▸ EXERCISE GOAL
All of the data that follows should be retyped exactly, please, except the pictures.
===============
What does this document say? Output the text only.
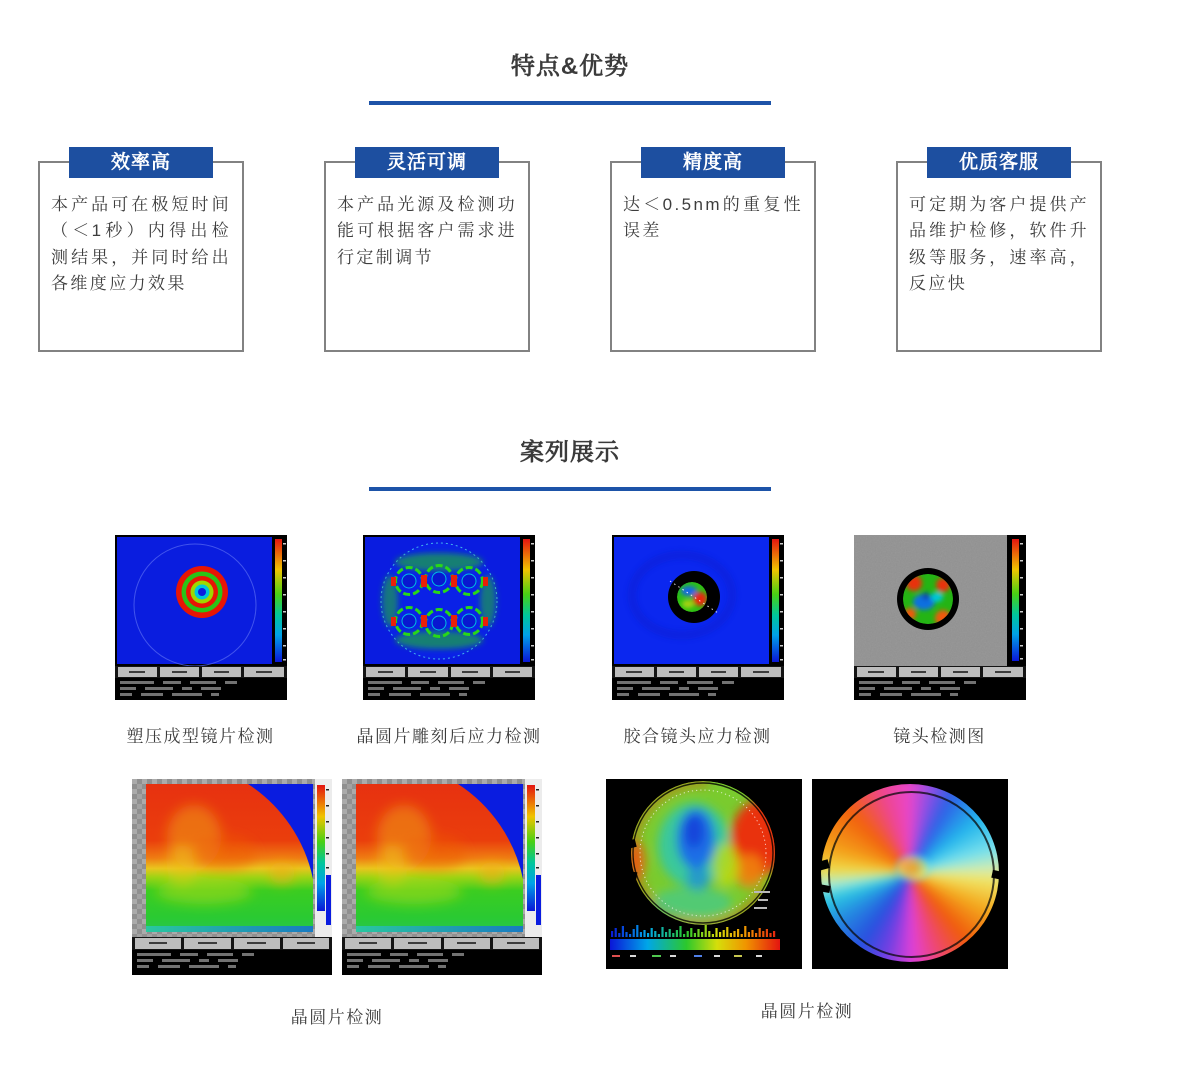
特点&优势
效率高
本产品可在极短时间（＜1秒）内得出检测结果，并同时给出各维度应力效果
灵活可调
本产品光源及检测功能可根据客户需求进行定制调节
精度高
达＜0.5nm的重复性误差
优质客服
可定期为客户提供产品维护检修，软件升级等服务，速率高，反应快
案列展示
塑压成型镜片检测	晶圆片雕刻后应力检测	胶合镜头应力检测	镜头检测图
晶圆片检测	晶圆片检测
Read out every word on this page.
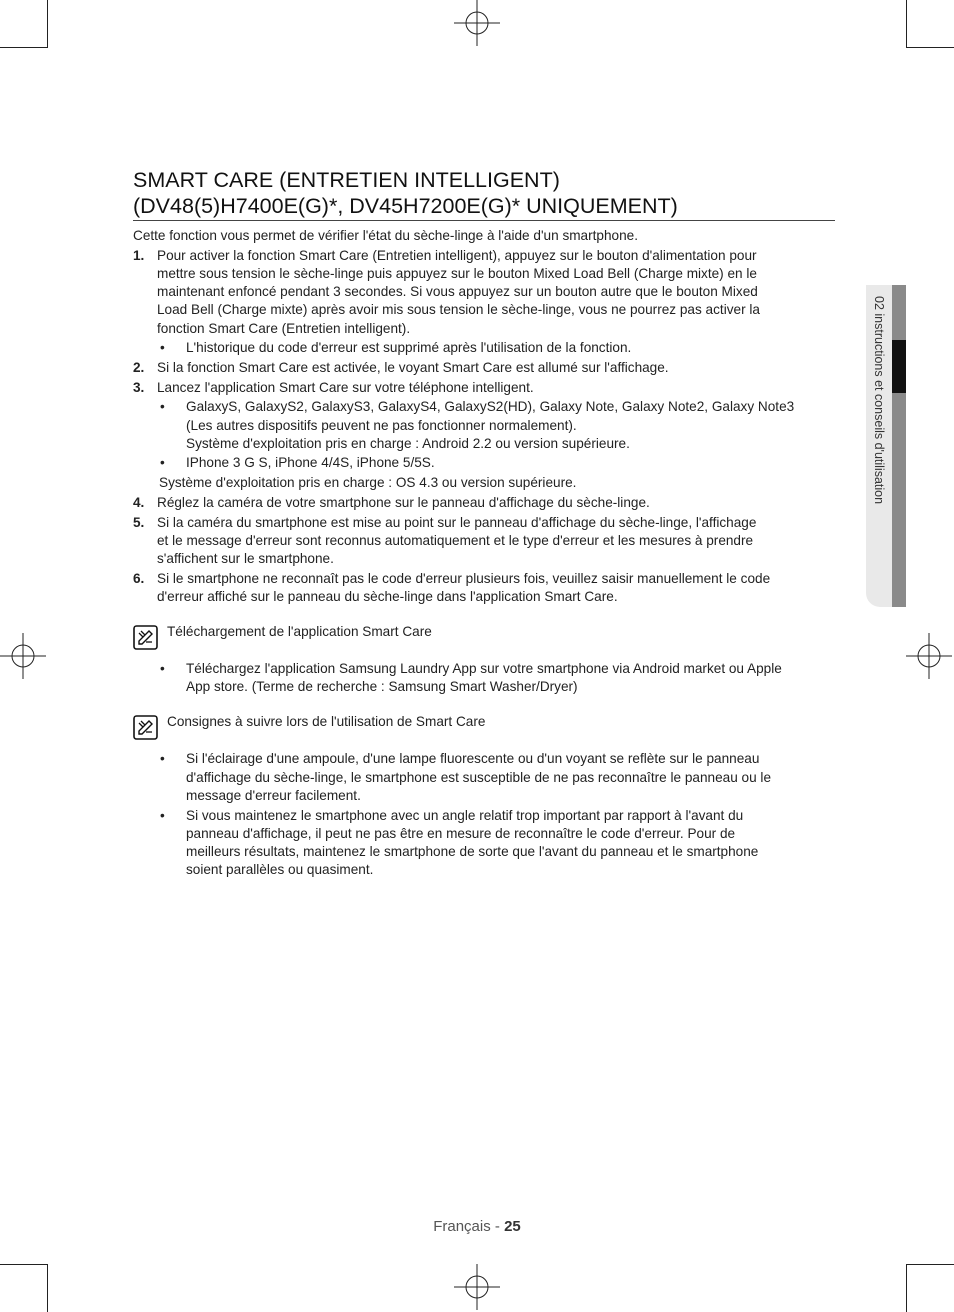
02 instructions et conseils d'utilisation
SMART CARE (ENTRETIEN INTELLIGENT)
(DV48(5)H7400E(G)*, DV45H7200E(G)* UNIQUEMENT)

Cette fonction vous permet de vérifier l'état du sèche-linge à l'aide d'un smartphone.

1. Pour activer la fonction Smart Care (Entretien intelligent), appuyez sur le bouton d'alimentation pour
mettre sous tension le sèche-linge puis appuyez sur le bouton Mixed Load Bell (Charge mixte) en le
maintenant enfoncé pendant 3 secondes. Si vous appuyez sur un bouton autre que le bouton Mixed
Load Bell (Charge mixte) après avoir mis sous tension le sèche-linge, vous ne pourrez pas activer la
fonction Smart Care (Entretien intelligent).
• L'historique du code d'erreur est supprimé après l'utilisation de la fonction.
2. Si la fonction Smart Care est activée, le voyant Smart Care est allumé sur l'affichage.
3. Lancez l'application Smart Care sur votre téléphone intelligent.
• GalaxyS, GalaxyS2, GalaxyS3, GalaxyS4, GalaxyS2(HD), Galaxy Note, Galaxy Note2, Galaxy Note3
(Les autres dispositifs peuvent ne pas fonctionner normalement).
Système d'exploitation pris en charge : Android 2.2 ou version supérieure.
• IPhone 3 G S, iPhone 4/4S, iPhone 5/5S.
Système d'exploitation pris en charge : OS 4.3 ou version supérieure.
4. Réglez la caméra de votre smartphone sur le panneau d'affichage du sèche-linge.
5. Si la caméra du smartphone est mise au point sur le panneau d'affichage du sèche-linge, l'affichage
et le message d'erreur sont reconnus automatiquement et le type d'erreur et les mesures à prendre
s'affichent sur le smartphone.
6. Si le smartphone ne reconnaît pas le code d'erreur plusieurs fois, veuillez saisir manuellement le code
d'erreur affiché sur le panneau du sèche-linge dans l'application Smart Care.
Téléchargement de l'application Smart Care
• Téléchargez l'application Samsung Laundry App sur votre smartphone via Android market ou Apple
App store. (Terme de recherche : Samsung Smart Washer/Dryer)
Consignes à suivre lors de l'utilisation de Smart Care
• Si l'éclairage d'une ampoule, d'une lampe fluorescente ou d'un voyant se reflète sur le panneau
d'affichage du sèche-linge, le smartphone est susceptible de ne pas reconnaître le panneau ou le
message d'erreur facilement.
• Si vous maintenez le smartphone avec un angle relatif trop important par rapport à l'avant du
panneau d'affichage, il peut ne pas être en mesure de reconnaître le code d'erreur. Pour de
meilleurs résultats, maintenez le smartphone de sorte que l'avant du panneau et le smartphone
soient parallèles ou quasiment.
Français - 25
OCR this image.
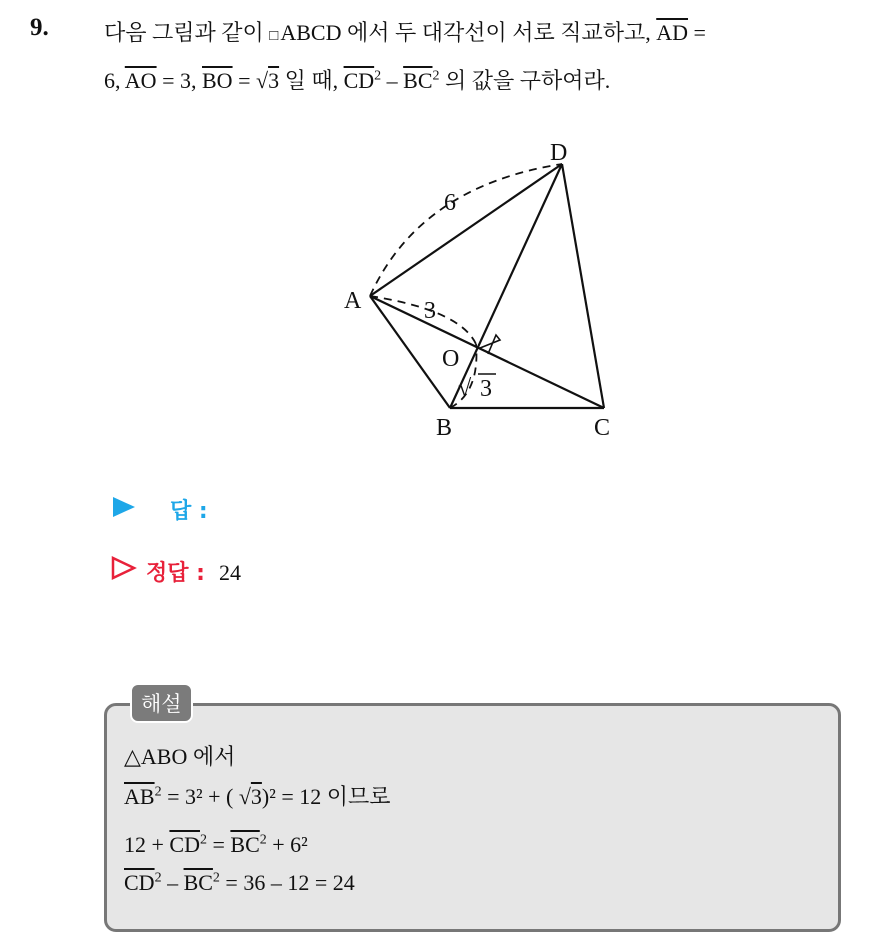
9.	다음 그림과 같이 □ABCD 에서 두 대각선이 서로 직교하고, $\overline{AD}$ =
6, $\overline{AO} = 3$, $\overline{BO} = √3$ 일 때, $\overline{CD}^2 - \overline{BC}^2$ 의 값을 구하여라.
D
A
O
B	C
6
3
√ 3
답 :
정답 : 24
해설
△ABO 에서
$\overline{AB}^2 = 3^2$ + ( √3)² = 12 이므로
$12 + \overline{CD}^2 = \overline{BC}^2 + 6^2$
$\overline{CD}^2 - \overline{BC}^2 = 36 - 12 = 24$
===============
▸ ANSWER TO THE PROBLEM
What does this document say? Output the text only.
特点&优势
效率高
本产品可在极短时间（＜1秒）内得出检测结果，并同时给出各维度应力效果
灵活可调
本产品光源及检测功能可根据客户需求进行定制调节
精度高
达＜0.5nm的重复性误差
优质客服
可定期为客户提供产品维护检修，软件升级等服务，速率高，反应快
案列展示
塑压成型镜片检测	晶圆片雕刻后应力检测	胶合镜头应力检测	镜头检测图
晶圆片检测	晶圆片检测
Read out every word on this page.
02 instructions et conseils d'utilisation
SMART CARE (ENTRETIEN INTELLIGENT)
(DV48(5)H7400E(G)*, DV45H7200E(G)* UNIQUEMENT)

Cette fonction vous permet de vérifier l'état du sèche-linge à l'aide d'un smartphone.

1. Pour activer la fonction Smart Care (Entretien intelligent), appuyez sur le bouton d'alimentation pour
mettre sous tension le sèche-linge puis appuyez sur le bouton Mixed Load Bell (Charge mixte) en le
maintenant enfoncé pendant 3 secondes. Si vous appuyez sur un bouton autre que le bouton Mixed
Load Bell (Charge mixte) après avoir mis sous tension le sèche-linge, vous ne pourrez pas activer la
fonction Smart Care (Entretien intelligent).
• L'historique du code d'erreur est supprimé après l'utilisation de la fonction.
2. Si la fonction Smart Care est activée, le voyant Smart Care est allumé sur l'affichage.
3. Lancez l'application Smart Care sur votre téléphone intelligent.
• GalaxyS, GalaxyS2, GalaxyS3, GalaxyS4, GalaxyS2(HD), Galaxy Note, Galaxy Note2, Galaxy Note3
(Les autres dispositifs peuvent ne pas fonctionner normalement).
Système d'exploitation pris en charge : Android 2.2 ou version supérieure.
• IPhone 3 G S, iPhone 4/4S, iPhone 5/5S.
Système d'exploitation pris en charge : OS 4.3 ou version supérieure.
4. Réglez la caméra de votre smartphone sur le panneau d'affichage du sèche-linge.
5. Si la caméra du smartphone est mise au point sur le panneau d'affichage du sèche-linge, l'affichage
et le message d'erreur sont reconnus automatiquement et le type d'erreur et les mesures à prendre
s'affichent sur le smartphone.
6. Si le smartphone ne reconnaît pas le code d'erreur plusieurs fois, veuillez saisir manuellement le code
d'erreur affiché sur le panneau du sèche-linge dans l'application Smart Care.
Téléchargement de l'application Smart Care
• Téléchargez l'application Samsung Laundry App sur votre smartphone via Android market ou Apple
App store. (Terme de recherche : Samsung Smart Washer/Dryer)
Consignes à suivre lors de l'utilisation de Smart Care
• Si l'éclairage d'une ampoule, d'une lampe fluorescente ou d'un voyant se reflète sur le panneau
d'affichage du sèche-linge, le smartphone est susceptible de ne pas reconnaître le panneau ou le
message d'erreur facilement.
• Si vous maintenez le smartphone avec un angle relatif trop important par rapport à l'avant du
panneau d'affichage, il peut ne pas être en mesure de reconnaître le code d'erreur. Pour de
meilleurs résultats, maintenez le smartphone de sorte que l'avant du panneau et le smartphone
soient parallèles ou quasiment.
Français - 25
OCR this image.
9.	다음 그림과 같이 □ABCD 에서 두 대각선이 서로 직교하고, $\overline{AD}$ =
6, $\overline{AO} = 3$, $\overline{BO} = √3$ 일 때, $\overline{CD}^2 - \overline{BC}^2$ 의 값을 구하여라.
D
A
O
B	C
6
3
√ 3
답 :
정답 : 24
해설
△ABO 에서
$\overline{AB}^2 = 3^2$ + ( √3)² = 12 이므로
$12 + \overline{CD}^2 = \overline{BC}^2 + 6^2$
$\overline{CD}^2 - \overline{BC}^2 = 36 - 12 = 24$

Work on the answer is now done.